#### DATA PROVIDED ####
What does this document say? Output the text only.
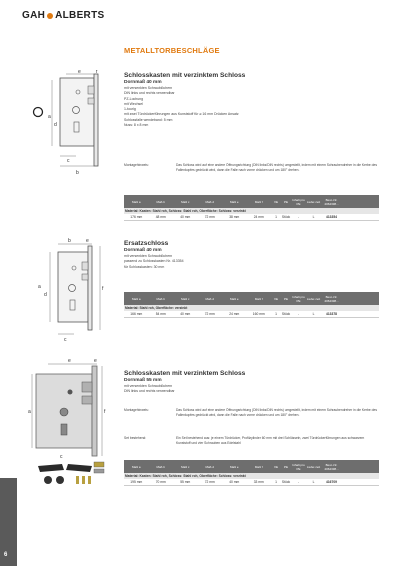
GAH ALBERTS
METALLTORBESCHLÄGE
a
d
e	f
c
b
Schlosskasten mit verzinktem Schloss
Dornmaß 40 mm
mit versenkten Schraublöchern
DIN links und rechts verwendbar
PZ-Lochung
mit Wechsel
1-tourig
mit zwei Türdrückerführungen aus Kunststoff für ⌀ 16 mm Drücken Ansatz
Schlossfalle wendeband: 5 mm
Nuss: 8 x 8 mm
Montagehinweis:	Das Schloss wird auf eine andere Öffnungsrichtung (DIN links/DIN rechts) umgestellt, indem mit einem Schraubendreher in die Kerbe des Fallenkopfes gedrückt wird, dann die Falle nach vorne drücken und um 180° drehen.
Maß a	Maß b	Maß c	Maß d	Maß e	Maß f	VE	PE	Inhalt pro PE	Liefer-zeit	Best.-Nr. 4064338...
Material: Kasten: Stahl roh, Schloss: Stahl roh, Oberfläche: Schloss: verzinkt
176 mm	48 mm	40 mm	72 mm	38 mm	24 mm	1	Stück	-	L	413354
a
d
b	e
f
c
Ersatzschloss
Dornmaß 40 mm
mit versenkten Schraublöchern
passend zu Schlosskasten Nr. 413354
für Schlosskasten: 30 mm
Maß a	Maß b	Maß c	Maß d	Maß e	Maß f	VE	PE	Inhalt pro PE	Liefer-zeit	Best.-Nr. 4064338...
Material: Stahl roh, Oberfläche: verzinkt
166 mm	54 mm	40 mm	72 mm	24 mm	160 mm	1	Stück	-	L	413378
a
e	e
f
c
Schlosskasten mit verzinktem Schloss
Dornmaß 55 mm
mit versenkten Schraublöchern
DIN links und rechts verwendbar
Montagehinweis:	Das Schloss wird auf eine andere Öffnungsrichtung (DIN links/DIN rechts) umgestellt, indem mit einem Schraubendreher in die Kerbe des Fallenkopfes gedrückt wird, dann die Falle nach vorne drücken und um 180° drehen.
Set bestehend:	Ein Set bestehend aus: je einem Türdrücker, Profilzylinder 60 mm mit drei Schlüsseln, zwei Türdrückerführungen aus schwarzem Kunststoff und vier Schrauben aus Edelstahl
Maß a	Maß b	Maß c	Maß d	Maß e	Maß f	VE	PE	Inhalt pro PE	Liefer-zeit	Best.-Nr. 4064338...
Material: Kasten: Stahl roh, Schloss: Stahl roh, Oberfläche: Schloss: verzinkt
195 mm	70 mm	55 mm	72 mm	40 mm	33 mm	1	Stück	-	L	416709
6
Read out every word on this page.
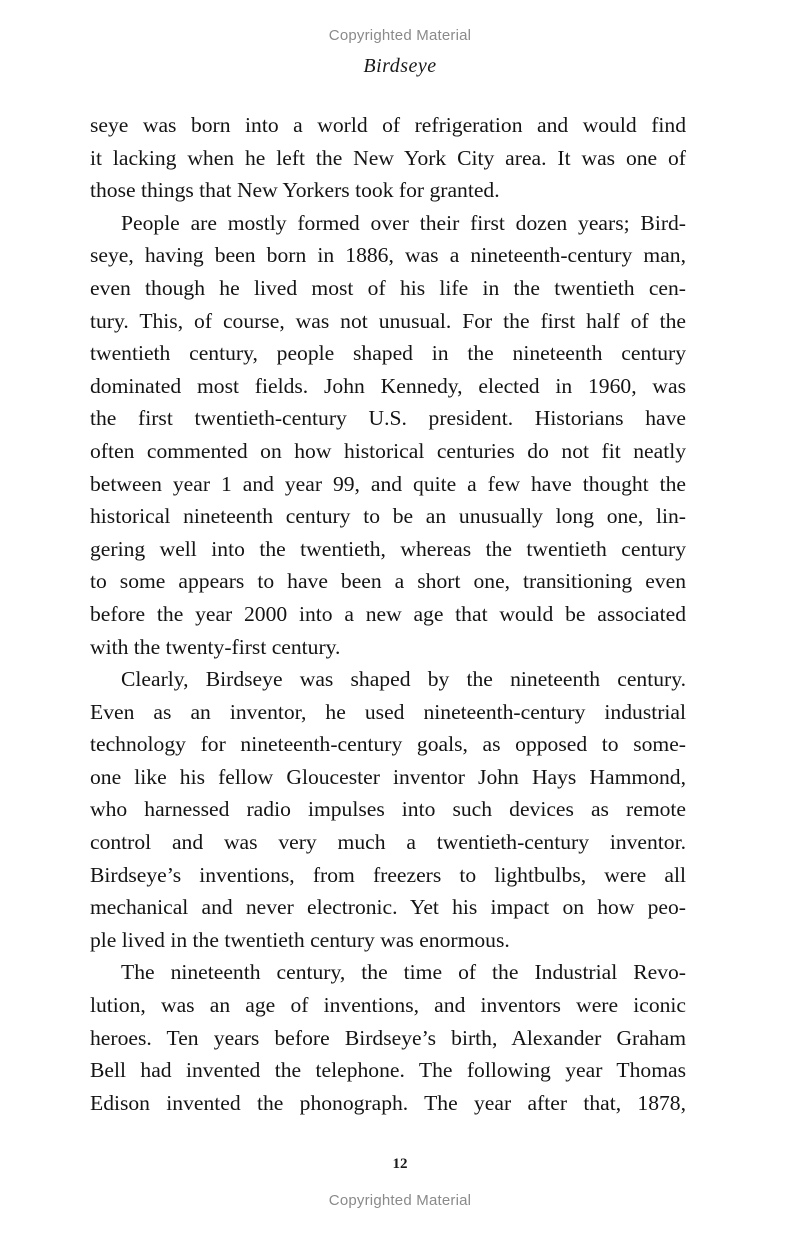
Copyrighted Material
Birdseye
seye was born into a world of refrigeration and would find
it lacking when he left the New York City area. It was one of
those things that New Yorkers took for granted.
People are mostly formed over their first dozen years; Bird-
seye, having been born in 1886, was a nineteenth-century man,
even though he lived most of his life in the twentieth cen-
tury. This, of course, was not unusual. For the first half of the
twentieth century, people shaped in the nineteenth century
dominated most fields. John Kennedy, elected in 1960, was
the first twentieth-century U.S. president. Historians have
often commented on how historical centuries do not fit neatly
between year 1 and year 99, and quite a few have thought the
historical nineteenth century to be an unusually long one, lin-
gering well into the twentieth, whereas the twentieth century
to some appears to have been a short one, transitioning even
before the year 2000 into a new age that would be associated
with the twenty-first century.
Clearly, Birdseye was shaped by the nineteenth century.
Even as an inventor, he used nineteenth-century industrial
technology for nineteenth-century goals, as opposed to some-
one like his fellow Gloucester inventor John Hays Hammond,
who harnessed radio impulses into such devices as remote
control and was very much a twentieth-century inventor.
Birdseye’s inventions, from freezers to lightbulbs, were all
mechanical and never electronic. Yet his impact on how peo-
ple lived in the twentieth century was enormous.
The nineteenth century, the time of the Industrial Revo-
lution, was an age of inventions, and inventors were iconic
heroes. Ten years before Birdseye’s birth, Alexander Graham
Bell had invented the telephone. The following year Thomas
Edison invented the phonograph. The year after that, 1878,
12
Copyrighted Material
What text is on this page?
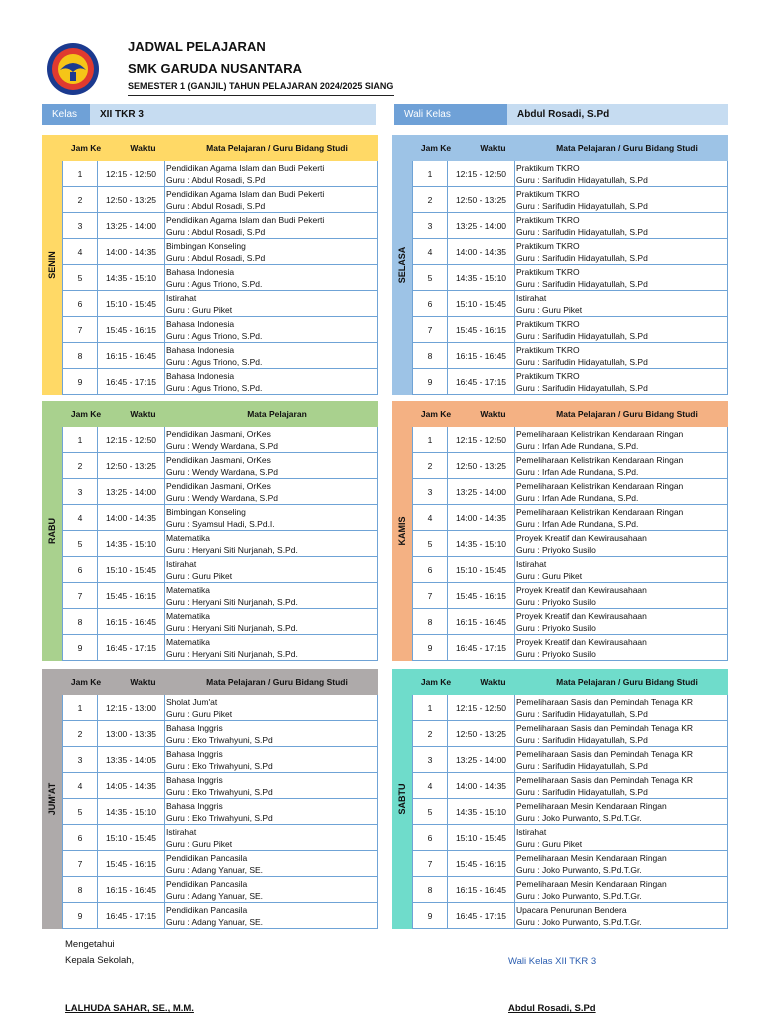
JADWAL PELAJARAN
SMK GARUDA NUSANTARA
SEMESTER 1 (GANJIL) TAHUN PELAJARAN 2024/2025 SIANG
Kelas	XII TKR 3	Wali Kelas	Abdul Rosadi, S.Pd
SENIN
Jam Ke	Waktu	Mata Pelajaran / Guru Bidang Studi
1	12:15 - 12:50
Pendidikan Agama Islam dan Budi Pekerti
Guru : Abdul Rosadi, S.Pd
2	12:50 - 13:25
Pendidikan Agama Islam dan Budi Pekerti
Guru : Abdul Rosadi, S.Pd
3	13:25 - 14:00
Pendidikan Agama Islam dan Budi Pekerti
Guru : Abdul Rosadi, S.Pd
4	14:00 - 14:35
Bimbingan Konseling
Guru : Abdul Rosadi, S.Pd
5	14:35 - 15:10
Bahasa Indonesia
Guru : Agus Triono, S.Pd.
6	15:10 - 15:45
Istirahat
Guru : Guru Piket
7	15:45 - 16:15
Bahasa Indonesia
Guru : Agus Triono, S.Pd.
8	16:15 - 16:45
Bahasa Indonesia
Guru : Agus Triono, S.Pd.
9	16:45 - 17:15
Bahasa Indonesia
Guru : Agus Triono, S.Pd.
SELASA
Jam Ke	Waktu	Mata Pelajaran / Guru Bidang Studi
1	12:15 - 12:50
Praktikum TKRO
Guru : Sarifudin Hidayatullah, S.Pd
2	12:50 - 13:25
Praktikum TKRO
Guru : Sarifudin Hidayatullah, S.Pd
3	13:25 - 14:00
Praktikum TKRO
Guru : Sarifudin Hidayatullah, S.Pd
4	14:00 - 14:35
Praktikum TKRO
Guru : Sarifudin Hidayatullah, S.Pd
5	14:35 - 15:10
Praktikum TKRO
Guru : Sarifudin Hidayatullah, S.Pd
6	15:10 - 15:45
Istirahat
Guru : Guru Piket
7	15:45 - 16:15
Praktikum TKRO
Guru : Sarifudin Hidayatullah, S.Pd
8	16:15 - 16:45
Praktikum TKRO
Guru : Sarifudin Hidayatullah, S.Pd
9	16:45 - 17:15
Praktikum TKRO
Guru : Sarifudin Hidayatullah, S.Pd
RABU
Jam Ke	Waktu	Mata Pelajaran
1	12:15 - 12:50
Pendidikan Jasmani, OrKes
Guru : Wendy Wardana, S.Pd
2	12:50 - 13:25
Pendidikan Jasmani, OrKes
Guru : Wendy Wardana, S.Pd
3	13:25 - 14:00
Pendidikan Jasmani, OrKes
Guru : Wendy Wardana, S.Pd
4	14:00 - 14:35
Bimbingan Konseling
Guru : Syamsul Hadi, S.Pd.I.
5	14:35 - 15:10
Matematika
Guru : Heryani Siti Nurjanah, S.Pd.
6	15:10 - 15:45
Istirahat
Guru : Guru Piket
7	15:45 - 16:15
Matematika
Guru : Heryani Siti Nurjanah, S.Pd.
8	16:15 - 16:45
Matematika
Guru : Heryani Siti Nurjanah, S.Pd.
9	16:45 - 17:15
Matematika
Guru : Heryani Siti Nurjanah, S.Pd.
KAMIS
Jam Ke	Waktu	Mata Pelajaran / Guru Bidang Studi
1	12:15 - 12:50
Pemeliharaan Kelistrikan Kendaraan Ringan
Guru : Irfan Ade Rundana, S.Pd.
2	12:50 - 13:25
Pemeliharaan Kelistrikan Kendaraan Ringan
Guru : Irfan Ade Rundana, S.Pd.
3	13:25 - 14:00
Pemeliharaan Kelistrikan Kendaraan Ringan
Guru : Irfan Ade Rundana, S.Pd.
4	14:00 - 14:35
Pemeliharaan Kelistrikan Kendaraan Ringan
Guru : Irfan Ade Rundana, S.Pd.
5	14:35 - 15:10
Proyek Kreatif dan Kewirausahaan
Guru : Priyoko Susilo
6	15:10 - 15:45
Istirahat
Guru : Guru Piket
7	15:45 - 16:15
Proyek Kreatif dan Kewirausahaan
Guru : Priyoko Susilo
8	16:15 - 16:45
Proyek Kreatif dan Kewirausahaan
Guru : Priyoko Susilo
9	16:45 - 17:15
Proyek Kreatif dan Kewirausahaan
Guru : Priyoko Susilo
JUM'AT
Jam Ke	Waktu	Mata Pelajaran / Guru Bidang Studi
1	12:15 - 13:00
Sholat Jum'at
Guru : Guru Piket
2	13:00 - 13:35
Bahasa Inggris
Guru : Eko Triwahyuni, S.Pd
3	13:35 - 14:05
Bahasa Inggris
Guru : Eko Triwahyuni, S.Pd
4	14:05 - 14:35
Bahasa Inggris
Guru : Eko Triwahyuni, S.Pd
5	14:35 - 15:10
Bahasa Inggris
Guru : Eko Triwahyuni, S.Pd
6	15:10 - 15:45
Istirahat
Guru : Guru Piket
7	15:45 - 16:15
Pendidikan Pancasila
Guru : Adang Yanuar, SE.
8	16:15 - 16:45
Pendidikan Pancasila
Guru : Adang Yanuar, SE.
9	16:45 - 17:15
Pendidikan Pancasila
Guru : Adang Yanuar, SE.
SABTU
Jam Ke	Waktu	Mata Pelajaran / Guru Bidang Studi
1	12:15 - 12:50
Pemeliharaan Sasis dan Pemindah Tenaga KR
Guru : Sarifudin Hidayatullah, S.Pd
2	12:50 - 13:25
Pemeliharaan Sasis dan Pemindah Tenaga KR
Guru : Sarifudin Hidayatullah, S.Pd
3	13:25 - 14:00
Pemeliharaan Sasis dan Pemindah Tenaga KR
Guru : Sarifudin Hidayatullah, S.Pd
4	14:00 - 14:35
Pemeliharaan Sasis dan Pemindah Tenaga KR
Guru : Sarifudin Hidayatullah, S.Pd
5	14:35 - 15:10
Pemeliharaan Mesin Kendaraan Ringan
Guru : Joko Purwanto, S.Pd.T.Gr.
6	15:10 - 15:45
Istirahat
Guru : Guru Piket
7	15:45 - 16:15
Pemeliharaan Mesin Kendaraan Ringan
Guru : Joko Purwanto, S.Pd.T.Gr.
8	16:15 - 16:45
Pemeliharaan Mesin Kendaraan Ringan
Guru : Joko Purwanto, S.Pd.T.Gr.
9	16:45 - 17:15
Upacara Penurunan Bendera
Guru : Joko Purwanto, S.Pd.T.Gr.
Mengetahui
Kepala Sekolah,	Wali Kelas XII TKR 3
LALHUDA SAHAR, SE., M.M.	Abdul Rosadi, S.Pd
####
EXERCISE DESCRIPTION: Return each line where "invented" shows up.

COMPLETE RESPONSE:
Bell had invented the telephone. The following year Thomas
Edison invented the phonograph. The year after that, 1878,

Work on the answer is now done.